What is needed: Everything from the line containing "Give me a plain-text" down to the last line of the entries below must be transcribed exactly, and nothing else.

Material for this task:
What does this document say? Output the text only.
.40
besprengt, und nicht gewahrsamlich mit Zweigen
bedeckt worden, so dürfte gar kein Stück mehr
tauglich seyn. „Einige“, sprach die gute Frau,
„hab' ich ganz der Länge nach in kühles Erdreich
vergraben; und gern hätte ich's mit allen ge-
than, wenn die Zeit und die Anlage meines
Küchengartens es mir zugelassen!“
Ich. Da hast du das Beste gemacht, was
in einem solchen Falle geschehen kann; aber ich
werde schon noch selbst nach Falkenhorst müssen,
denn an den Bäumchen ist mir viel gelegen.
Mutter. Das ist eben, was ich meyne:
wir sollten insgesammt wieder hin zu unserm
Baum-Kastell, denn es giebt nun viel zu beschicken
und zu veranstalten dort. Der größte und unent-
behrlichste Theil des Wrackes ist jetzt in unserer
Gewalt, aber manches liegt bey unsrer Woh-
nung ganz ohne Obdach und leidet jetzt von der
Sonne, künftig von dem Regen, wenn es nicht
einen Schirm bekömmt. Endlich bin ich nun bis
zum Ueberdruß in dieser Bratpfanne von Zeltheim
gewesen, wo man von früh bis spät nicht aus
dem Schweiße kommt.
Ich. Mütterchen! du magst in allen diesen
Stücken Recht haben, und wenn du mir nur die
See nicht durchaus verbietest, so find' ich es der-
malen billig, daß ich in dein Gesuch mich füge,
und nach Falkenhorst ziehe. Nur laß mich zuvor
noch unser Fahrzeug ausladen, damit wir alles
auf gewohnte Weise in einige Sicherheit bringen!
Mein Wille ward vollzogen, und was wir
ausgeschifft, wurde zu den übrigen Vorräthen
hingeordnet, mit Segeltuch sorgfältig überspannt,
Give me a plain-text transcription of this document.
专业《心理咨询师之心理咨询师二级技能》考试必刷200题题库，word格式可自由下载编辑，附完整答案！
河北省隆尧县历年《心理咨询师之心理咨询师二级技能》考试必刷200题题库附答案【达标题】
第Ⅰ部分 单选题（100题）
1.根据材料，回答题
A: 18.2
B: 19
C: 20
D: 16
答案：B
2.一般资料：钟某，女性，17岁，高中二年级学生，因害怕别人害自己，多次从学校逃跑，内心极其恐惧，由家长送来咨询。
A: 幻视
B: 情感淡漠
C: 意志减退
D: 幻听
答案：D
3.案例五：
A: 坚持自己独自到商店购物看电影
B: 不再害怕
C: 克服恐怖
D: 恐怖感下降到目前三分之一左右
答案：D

Solution for this task:
Give me a plain-text transcription of this document.
专业《心理咨询师之心理咨询师二级技能》考试必刷200题题库，word格式可自由下载编辑，附完整答案！
河北省隆尧县历年《心理咨询师之心理咨询师二级技能》考试必刷200题题库附答案【达标题】
第Ⅰ部分 单选题（100题）
1.根据材料，回答题
A: 18.2
B: 19
C: 20
D: 16
答案：B
2.一般资料：钟某，女性，17岁，高中二年级学生，因害怕别人害自己，多次从学校逃跑，内心极其恐惧，由家长送来咨询。
A: 幻视
B: 情感淡漠
C: 意志减退
D: 幻听
答案：D
3.案例五：
A: 坚持自己独自到商店购物看电影
B: 不再害怕
C: 克服恐怖
D: 恐怖感下降到目前三分之一左右
答案：D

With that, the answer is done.